::: INPUT FOR THIS TASK :::
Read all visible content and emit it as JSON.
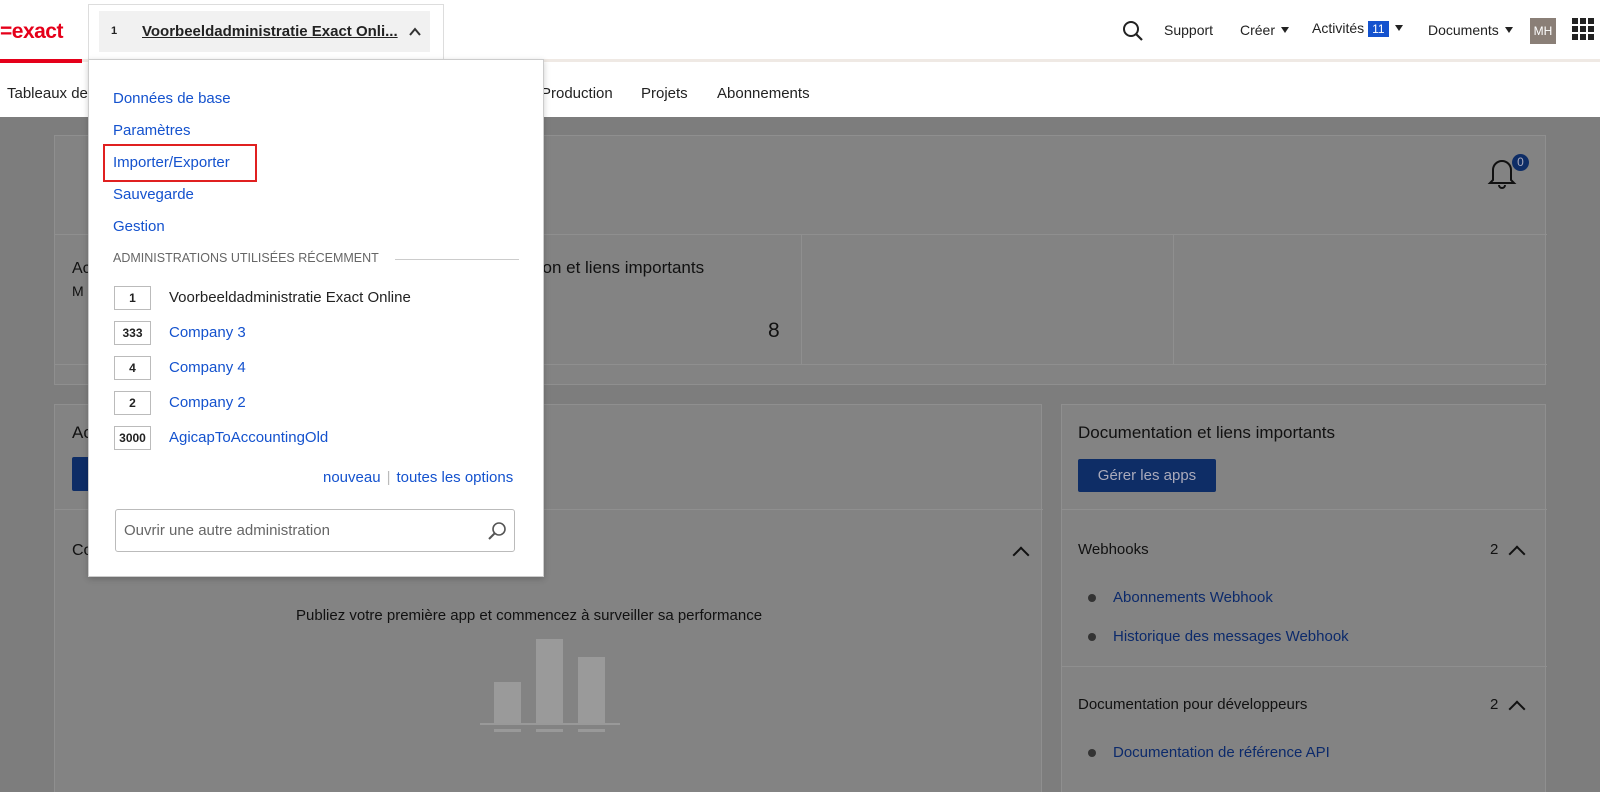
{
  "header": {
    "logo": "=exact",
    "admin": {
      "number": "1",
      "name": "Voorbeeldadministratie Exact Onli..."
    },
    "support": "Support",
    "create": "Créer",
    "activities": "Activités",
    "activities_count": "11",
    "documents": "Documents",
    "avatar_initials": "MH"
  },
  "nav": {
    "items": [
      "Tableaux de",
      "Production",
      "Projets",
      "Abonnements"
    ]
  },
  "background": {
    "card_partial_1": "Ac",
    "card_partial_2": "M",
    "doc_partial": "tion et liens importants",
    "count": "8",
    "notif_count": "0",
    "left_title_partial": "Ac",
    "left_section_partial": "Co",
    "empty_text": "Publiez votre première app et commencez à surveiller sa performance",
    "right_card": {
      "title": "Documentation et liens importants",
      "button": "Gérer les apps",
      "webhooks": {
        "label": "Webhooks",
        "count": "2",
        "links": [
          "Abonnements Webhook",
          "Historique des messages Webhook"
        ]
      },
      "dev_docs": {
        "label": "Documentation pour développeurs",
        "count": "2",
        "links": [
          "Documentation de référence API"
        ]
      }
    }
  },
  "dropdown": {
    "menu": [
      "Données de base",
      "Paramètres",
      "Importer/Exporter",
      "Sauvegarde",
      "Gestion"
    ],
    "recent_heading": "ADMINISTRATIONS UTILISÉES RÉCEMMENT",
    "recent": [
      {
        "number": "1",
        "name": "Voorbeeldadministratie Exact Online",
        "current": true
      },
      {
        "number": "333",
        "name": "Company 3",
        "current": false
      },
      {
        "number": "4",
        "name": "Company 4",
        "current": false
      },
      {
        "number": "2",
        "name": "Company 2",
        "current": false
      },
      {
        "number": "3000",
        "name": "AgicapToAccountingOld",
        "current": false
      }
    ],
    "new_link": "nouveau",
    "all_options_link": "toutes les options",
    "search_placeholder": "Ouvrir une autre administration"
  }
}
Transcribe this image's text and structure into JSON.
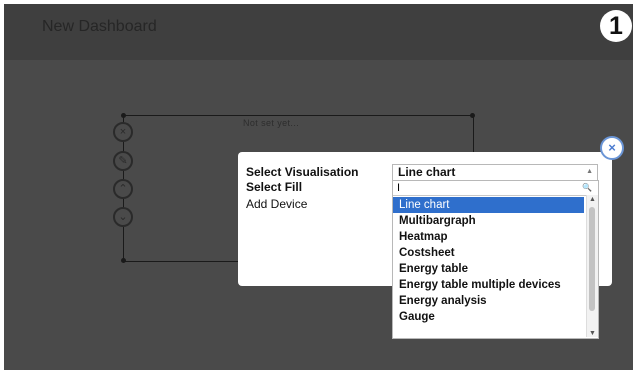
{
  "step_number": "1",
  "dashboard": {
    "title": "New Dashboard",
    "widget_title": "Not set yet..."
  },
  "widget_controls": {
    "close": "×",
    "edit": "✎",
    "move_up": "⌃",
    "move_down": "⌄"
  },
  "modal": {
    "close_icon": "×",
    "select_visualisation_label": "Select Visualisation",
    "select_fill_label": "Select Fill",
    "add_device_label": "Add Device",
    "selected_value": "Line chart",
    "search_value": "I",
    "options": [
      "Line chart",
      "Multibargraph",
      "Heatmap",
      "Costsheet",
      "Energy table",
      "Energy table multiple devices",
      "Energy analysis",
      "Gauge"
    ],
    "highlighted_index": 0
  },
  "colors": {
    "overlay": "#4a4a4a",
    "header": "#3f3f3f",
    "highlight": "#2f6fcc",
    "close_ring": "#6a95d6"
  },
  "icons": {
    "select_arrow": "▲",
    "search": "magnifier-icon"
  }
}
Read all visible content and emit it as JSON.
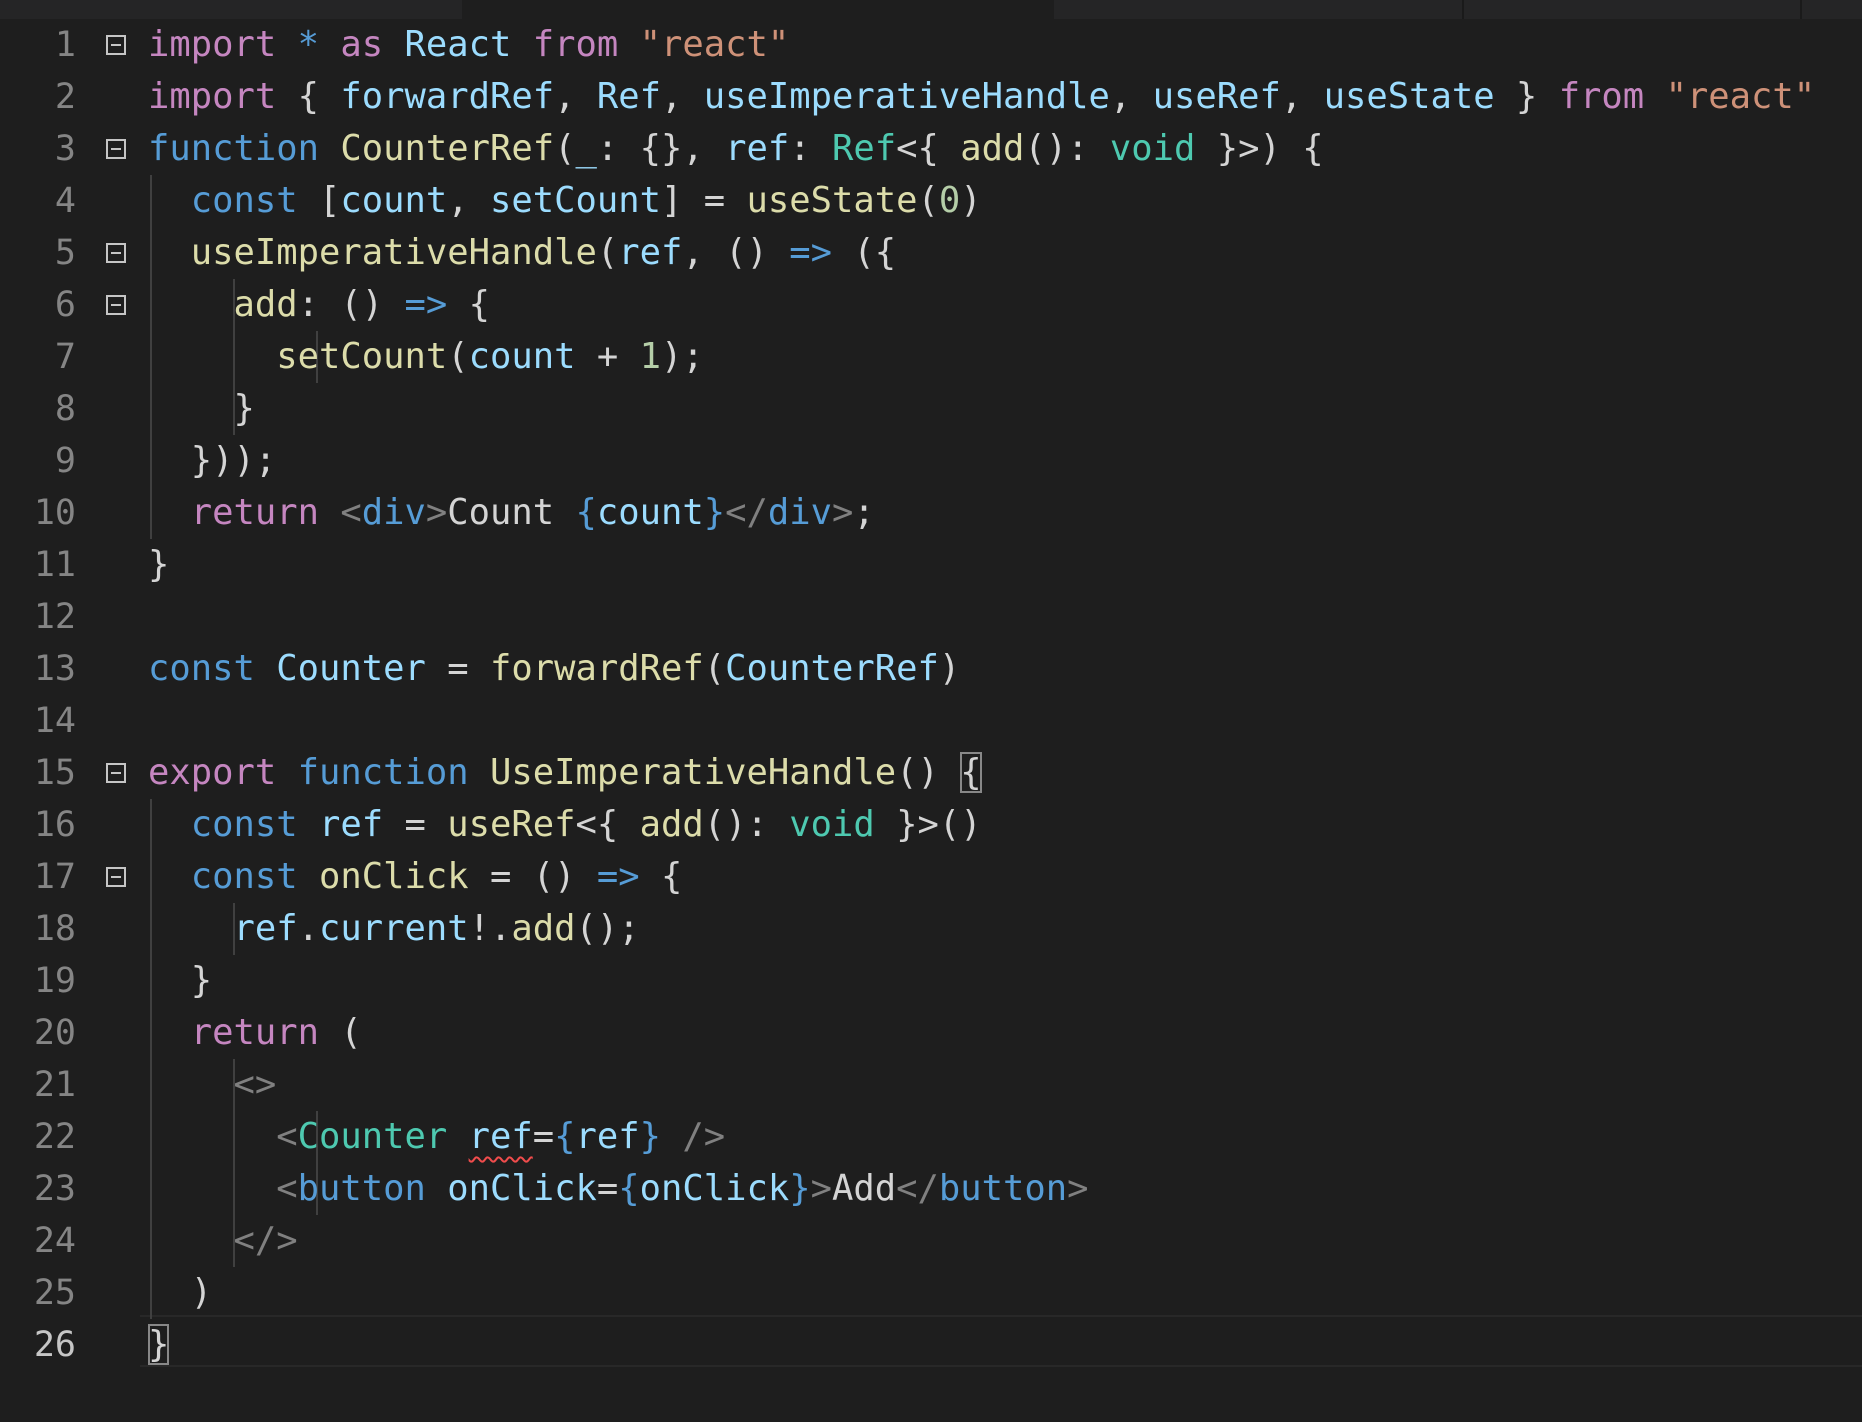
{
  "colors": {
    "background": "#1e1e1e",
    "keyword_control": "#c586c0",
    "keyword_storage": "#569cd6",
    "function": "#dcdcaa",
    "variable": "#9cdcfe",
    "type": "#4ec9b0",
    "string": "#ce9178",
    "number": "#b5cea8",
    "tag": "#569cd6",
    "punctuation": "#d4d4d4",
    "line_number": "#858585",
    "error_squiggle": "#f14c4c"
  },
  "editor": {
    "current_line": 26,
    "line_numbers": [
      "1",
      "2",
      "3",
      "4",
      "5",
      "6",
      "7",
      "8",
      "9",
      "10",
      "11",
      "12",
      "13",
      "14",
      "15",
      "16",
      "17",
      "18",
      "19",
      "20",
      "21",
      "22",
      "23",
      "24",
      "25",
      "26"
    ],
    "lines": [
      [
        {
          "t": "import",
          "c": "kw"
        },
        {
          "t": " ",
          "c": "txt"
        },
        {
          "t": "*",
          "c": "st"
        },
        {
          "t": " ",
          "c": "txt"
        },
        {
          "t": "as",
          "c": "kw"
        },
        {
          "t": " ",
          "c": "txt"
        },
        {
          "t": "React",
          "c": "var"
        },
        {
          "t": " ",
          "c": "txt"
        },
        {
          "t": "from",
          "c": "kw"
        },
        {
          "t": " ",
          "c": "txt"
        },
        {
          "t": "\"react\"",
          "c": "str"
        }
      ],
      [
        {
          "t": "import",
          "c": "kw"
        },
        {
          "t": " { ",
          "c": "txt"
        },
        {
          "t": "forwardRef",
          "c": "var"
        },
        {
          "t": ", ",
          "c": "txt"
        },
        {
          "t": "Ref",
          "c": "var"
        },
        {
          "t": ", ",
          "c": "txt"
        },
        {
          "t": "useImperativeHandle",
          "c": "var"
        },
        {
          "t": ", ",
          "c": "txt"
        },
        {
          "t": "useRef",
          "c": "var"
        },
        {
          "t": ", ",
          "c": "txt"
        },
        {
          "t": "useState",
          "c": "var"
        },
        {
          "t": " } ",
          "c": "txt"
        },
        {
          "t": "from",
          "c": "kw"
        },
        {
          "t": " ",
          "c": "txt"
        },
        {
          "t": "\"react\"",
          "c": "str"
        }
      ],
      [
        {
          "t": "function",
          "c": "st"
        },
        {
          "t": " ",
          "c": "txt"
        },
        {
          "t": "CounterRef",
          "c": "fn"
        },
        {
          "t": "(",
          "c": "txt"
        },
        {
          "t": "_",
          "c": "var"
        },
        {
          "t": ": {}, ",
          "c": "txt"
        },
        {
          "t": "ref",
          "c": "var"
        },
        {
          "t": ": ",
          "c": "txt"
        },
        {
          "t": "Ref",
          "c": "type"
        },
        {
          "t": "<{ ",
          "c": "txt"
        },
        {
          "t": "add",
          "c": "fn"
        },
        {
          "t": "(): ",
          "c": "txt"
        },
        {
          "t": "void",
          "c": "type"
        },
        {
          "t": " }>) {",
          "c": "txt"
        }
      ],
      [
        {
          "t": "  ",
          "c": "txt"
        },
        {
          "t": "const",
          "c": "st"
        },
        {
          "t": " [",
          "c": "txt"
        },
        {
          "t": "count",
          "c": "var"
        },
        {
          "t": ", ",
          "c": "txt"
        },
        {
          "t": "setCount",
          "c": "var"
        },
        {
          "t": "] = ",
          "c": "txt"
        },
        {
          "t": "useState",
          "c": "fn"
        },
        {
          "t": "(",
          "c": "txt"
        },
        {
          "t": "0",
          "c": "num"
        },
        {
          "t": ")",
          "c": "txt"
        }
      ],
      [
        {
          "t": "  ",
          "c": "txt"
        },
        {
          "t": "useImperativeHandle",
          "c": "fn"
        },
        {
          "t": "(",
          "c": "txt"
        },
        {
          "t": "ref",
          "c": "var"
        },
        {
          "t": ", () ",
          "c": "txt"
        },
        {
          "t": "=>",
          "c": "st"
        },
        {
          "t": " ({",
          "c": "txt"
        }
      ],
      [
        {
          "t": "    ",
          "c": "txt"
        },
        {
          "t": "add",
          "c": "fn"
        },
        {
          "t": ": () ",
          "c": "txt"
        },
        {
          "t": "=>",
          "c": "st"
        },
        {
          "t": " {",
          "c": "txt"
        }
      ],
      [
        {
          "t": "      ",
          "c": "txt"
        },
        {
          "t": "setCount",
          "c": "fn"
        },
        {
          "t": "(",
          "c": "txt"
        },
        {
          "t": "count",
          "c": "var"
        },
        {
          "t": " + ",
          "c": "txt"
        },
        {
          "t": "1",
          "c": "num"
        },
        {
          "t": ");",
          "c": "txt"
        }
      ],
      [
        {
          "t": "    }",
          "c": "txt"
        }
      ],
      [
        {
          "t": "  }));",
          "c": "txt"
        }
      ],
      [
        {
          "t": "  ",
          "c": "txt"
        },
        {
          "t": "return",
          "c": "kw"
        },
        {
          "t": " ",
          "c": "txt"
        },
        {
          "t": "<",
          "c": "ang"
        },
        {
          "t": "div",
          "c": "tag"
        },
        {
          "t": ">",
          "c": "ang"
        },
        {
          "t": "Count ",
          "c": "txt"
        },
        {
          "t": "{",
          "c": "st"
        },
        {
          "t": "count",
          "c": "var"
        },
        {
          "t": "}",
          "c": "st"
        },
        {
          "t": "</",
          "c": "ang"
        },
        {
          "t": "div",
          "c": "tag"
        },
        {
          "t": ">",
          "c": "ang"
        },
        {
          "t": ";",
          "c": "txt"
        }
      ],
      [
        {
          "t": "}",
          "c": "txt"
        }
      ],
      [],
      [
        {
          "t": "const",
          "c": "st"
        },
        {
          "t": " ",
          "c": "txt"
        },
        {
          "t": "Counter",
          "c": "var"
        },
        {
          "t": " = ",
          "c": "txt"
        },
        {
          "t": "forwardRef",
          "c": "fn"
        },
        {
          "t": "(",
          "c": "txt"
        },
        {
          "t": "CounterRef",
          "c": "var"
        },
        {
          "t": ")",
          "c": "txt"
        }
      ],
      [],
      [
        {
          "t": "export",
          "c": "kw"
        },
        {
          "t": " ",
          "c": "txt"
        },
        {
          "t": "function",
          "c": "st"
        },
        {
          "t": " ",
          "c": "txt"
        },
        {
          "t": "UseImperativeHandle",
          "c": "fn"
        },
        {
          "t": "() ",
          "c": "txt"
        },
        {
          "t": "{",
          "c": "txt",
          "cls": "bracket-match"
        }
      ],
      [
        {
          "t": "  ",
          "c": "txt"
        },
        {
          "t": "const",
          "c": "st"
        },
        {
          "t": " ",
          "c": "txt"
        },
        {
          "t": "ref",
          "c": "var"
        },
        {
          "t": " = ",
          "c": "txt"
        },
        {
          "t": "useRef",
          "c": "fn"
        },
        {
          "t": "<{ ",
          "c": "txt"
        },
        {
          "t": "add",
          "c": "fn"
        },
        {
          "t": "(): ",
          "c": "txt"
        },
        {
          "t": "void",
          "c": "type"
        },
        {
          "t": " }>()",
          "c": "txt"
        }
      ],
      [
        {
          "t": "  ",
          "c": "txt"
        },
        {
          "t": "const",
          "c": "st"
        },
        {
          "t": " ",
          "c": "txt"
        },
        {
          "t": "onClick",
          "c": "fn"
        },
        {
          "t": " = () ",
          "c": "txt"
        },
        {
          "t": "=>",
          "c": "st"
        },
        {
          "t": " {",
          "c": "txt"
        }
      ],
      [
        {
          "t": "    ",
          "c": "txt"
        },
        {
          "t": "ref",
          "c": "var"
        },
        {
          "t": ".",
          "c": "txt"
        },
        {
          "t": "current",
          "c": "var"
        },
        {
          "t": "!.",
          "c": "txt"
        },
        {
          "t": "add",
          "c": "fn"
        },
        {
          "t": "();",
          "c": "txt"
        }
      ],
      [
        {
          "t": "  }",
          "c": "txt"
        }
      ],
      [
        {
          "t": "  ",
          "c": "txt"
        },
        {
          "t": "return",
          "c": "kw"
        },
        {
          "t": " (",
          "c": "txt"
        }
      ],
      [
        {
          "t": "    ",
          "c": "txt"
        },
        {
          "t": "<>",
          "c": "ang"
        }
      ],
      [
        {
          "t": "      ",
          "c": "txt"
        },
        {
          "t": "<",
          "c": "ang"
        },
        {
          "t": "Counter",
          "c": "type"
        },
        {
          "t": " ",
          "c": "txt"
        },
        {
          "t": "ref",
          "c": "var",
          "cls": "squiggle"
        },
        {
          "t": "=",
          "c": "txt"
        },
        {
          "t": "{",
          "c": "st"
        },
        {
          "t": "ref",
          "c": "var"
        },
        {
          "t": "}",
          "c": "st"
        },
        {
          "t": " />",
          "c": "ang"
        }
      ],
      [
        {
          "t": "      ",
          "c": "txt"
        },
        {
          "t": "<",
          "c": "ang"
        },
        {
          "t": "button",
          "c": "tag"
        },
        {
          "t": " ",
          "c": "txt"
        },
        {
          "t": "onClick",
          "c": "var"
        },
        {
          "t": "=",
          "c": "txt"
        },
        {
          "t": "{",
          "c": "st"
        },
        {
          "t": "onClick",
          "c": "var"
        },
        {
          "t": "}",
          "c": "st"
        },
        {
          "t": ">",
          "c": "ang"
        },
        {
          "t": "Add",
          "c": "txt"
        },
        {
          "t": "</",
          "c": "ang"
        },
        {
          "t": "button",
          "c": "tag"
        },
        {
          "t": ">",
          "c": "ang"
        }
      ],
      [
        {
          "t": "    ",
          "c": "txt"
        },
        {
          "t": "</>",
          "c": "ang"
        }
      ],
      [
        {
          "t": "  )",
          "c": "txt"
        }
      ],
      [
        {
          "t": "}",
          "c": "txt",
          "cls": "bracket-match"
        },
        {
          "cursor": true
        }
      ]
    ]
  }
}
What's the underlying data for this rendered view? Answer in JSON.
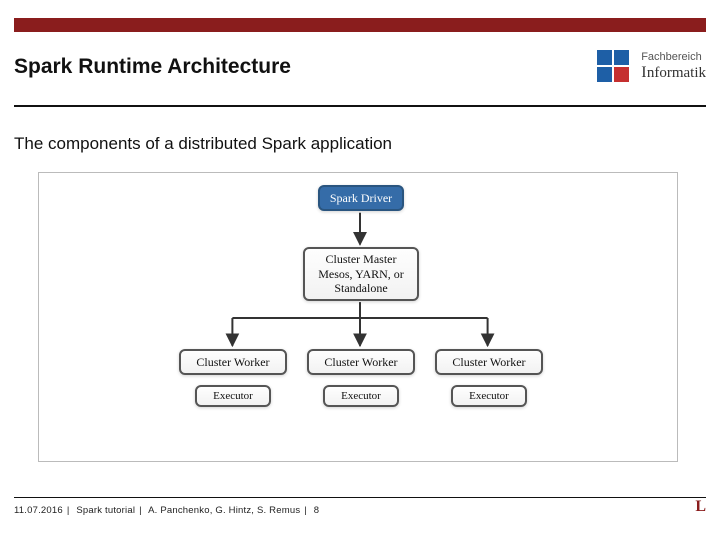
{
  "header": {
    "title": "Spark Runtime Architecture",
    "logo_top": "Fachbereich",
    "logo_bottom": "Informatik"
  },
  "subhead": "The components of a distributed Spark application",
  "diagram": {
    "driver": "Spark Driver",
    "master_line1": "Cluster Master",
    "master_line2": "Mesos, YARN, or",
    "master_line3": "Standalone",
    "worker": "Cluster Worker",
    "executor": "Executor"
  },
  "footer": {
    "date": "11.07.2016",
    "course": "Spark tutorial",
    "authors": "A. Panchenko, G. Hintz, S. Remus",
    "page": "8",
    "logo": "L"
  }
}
:::
■ BRIEF ■
Pull out every line holding "liens" from the records above, and copy it.

■ FINAL RESULT ■
    "doc_partial": "tion et liens importants",
      "title": "Documentation et liens importants",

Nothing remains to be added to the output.